Recorded data:
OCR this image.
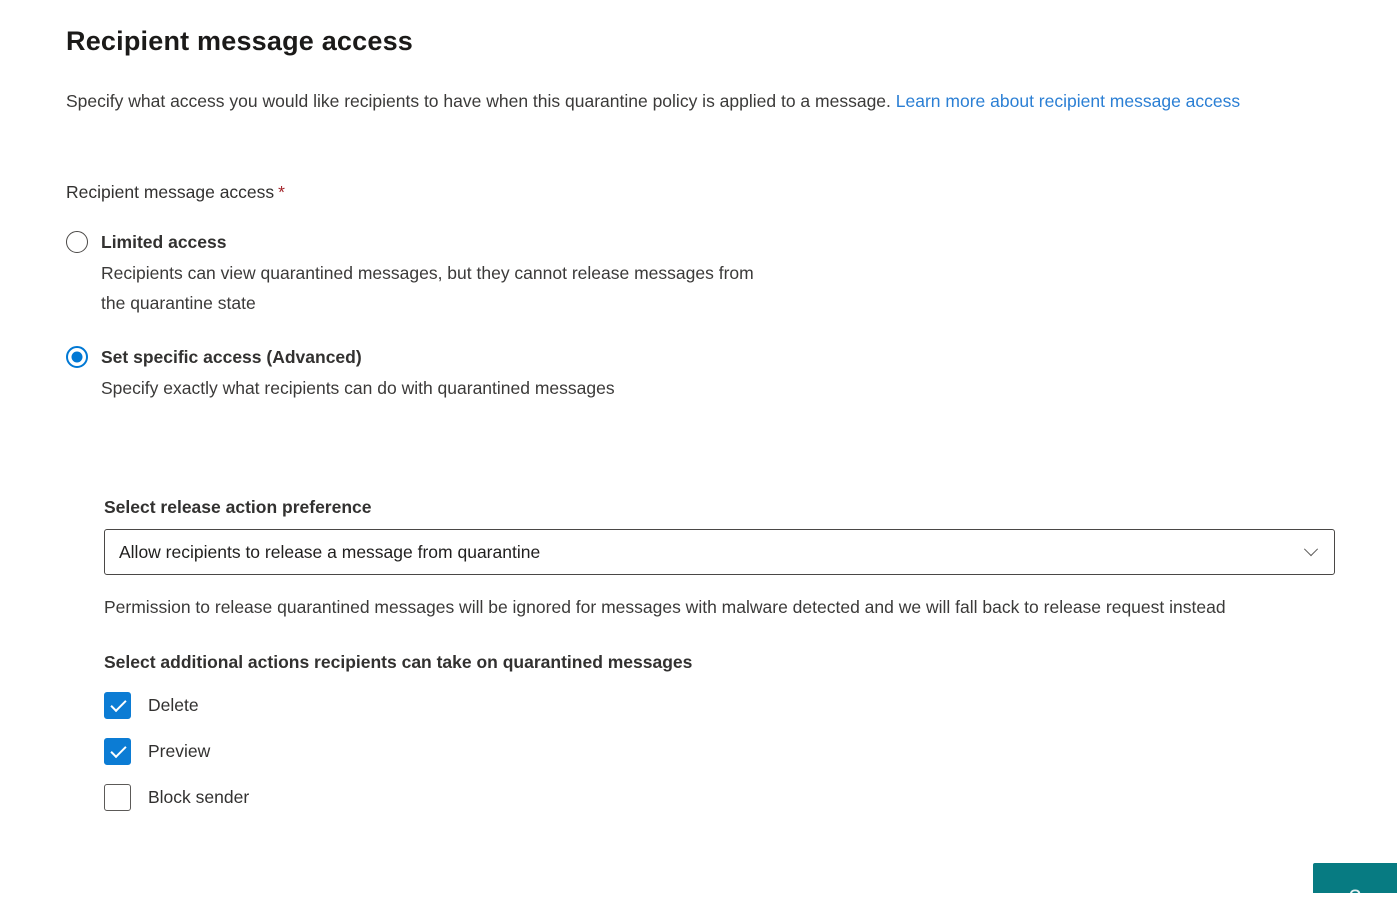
Recipient message access

Specify what access you would like recipients to have when this quarantine policy is applied to a message. Learn more about recipient message access

Recipient message access *
Limited access
Recipients can view quarantined messages, but they cannot release messages from the quarantine state
Set specific access (Advanced)
Specify exactly what recipients can do with quarantined messages
Select release action preference
Allow recipients to release a message from quarantine

Permission to release quarantined messages will be ignored for messages with malware detected and we will fall back to release request instead

Select additional actions recipients can take on quarantined messages
Delete
Preview
Block sender
?
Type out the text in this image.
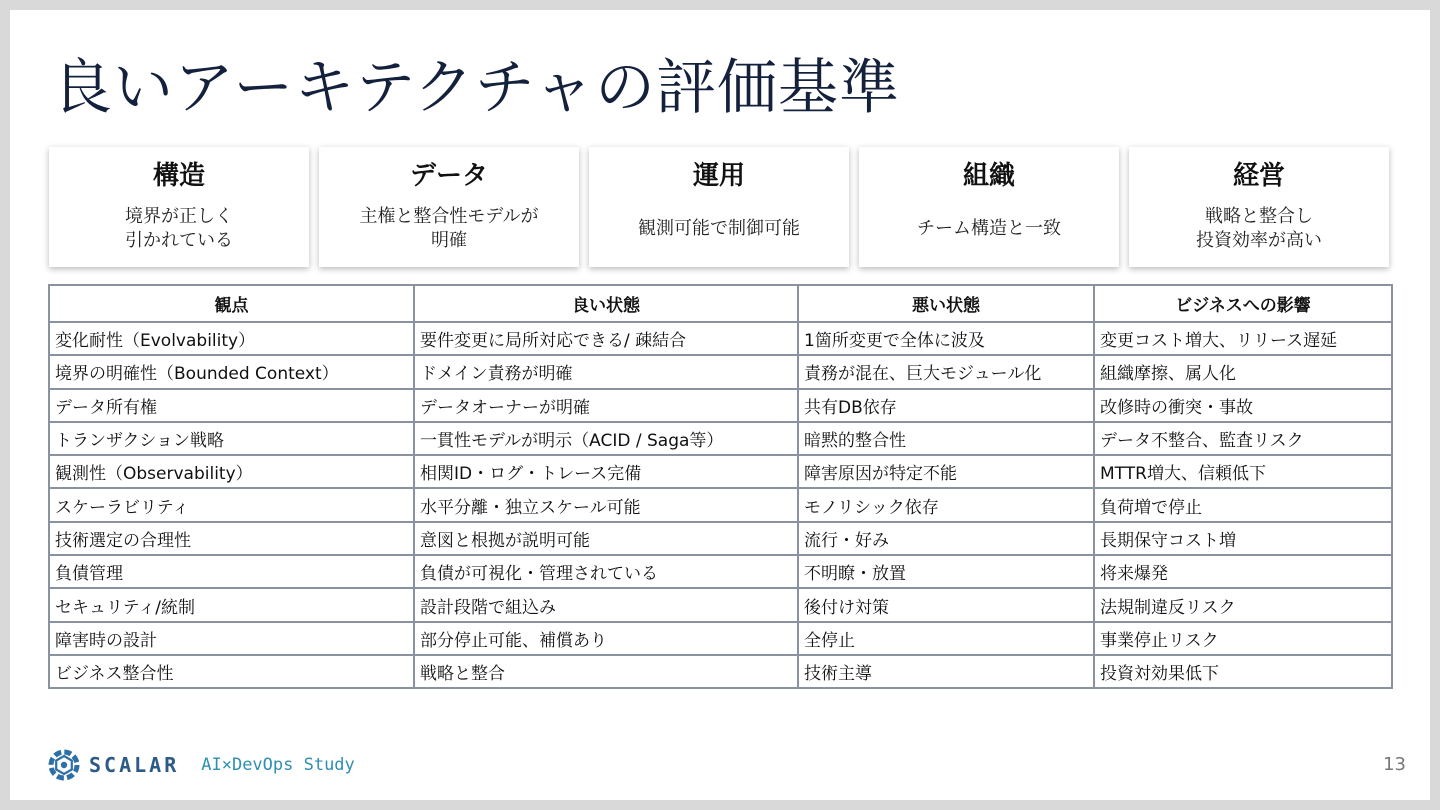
良いアーキテクチャの評価基準
構造
境界が正しく
引かれている
データ
主権と整合性モデルが
明確
運用
観測可能で制御可能
組織
チーム構造と一致
経営
戦略と整合し
投資効率が高い
観点	良い状態	悪い状態	ビジネスへの影響
変化耐性（Evolvability）	要件変更に局所対応できる/ 疎結合	1箇所変更で全体に波及	変更コスト増大、リリース遅延
境界の明確性（Bounded Context）	ドメイン責務が明確	責務が混在、巨大モジュール化	組織摩擦、属人化
データ所有権	データオーナーが明確	共有DB依存	改修時の衝突・事故
トランザクション戦略	一貫性モデルが明示（ACID / Saga等）	暗黙的整合性	データ不整合、監査リスク
観測性（Observability）	相関ID・ログ・トレース完備	障害原因が特定不能	MTTR増大、信頼低下
スケーラビリティ	水平分離・独立スケール可能	モノリシック依存	負荷増で停止
技術選定の合理性	意図と根拠が説明可能	流行・好み	長期保守コスト増
負債管理	負債が可視化・管理されている	不明瞭・放置	将来爆発
セキュリティ/統制	設計段階で組込み	後付け対策	法規制違反リスク
障害時の設計	部分停止可能、補償あり	全停止	事業停止リスク
ビジネス整合性	戦略と整合	技術主導	投資対効果低下
SCALAR AI×DevOps Study	13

Task brief – In the lines above, find each one with "release" and list it.

Correct answer –
Recipients can view quarantined messages, but they cannot release messages from the quarantine state
Select release action preference
Allow recipients to release a message from quarantine
Permission to release quarantined messages will be ignored for messages with malware detected and we will fall back to release request instead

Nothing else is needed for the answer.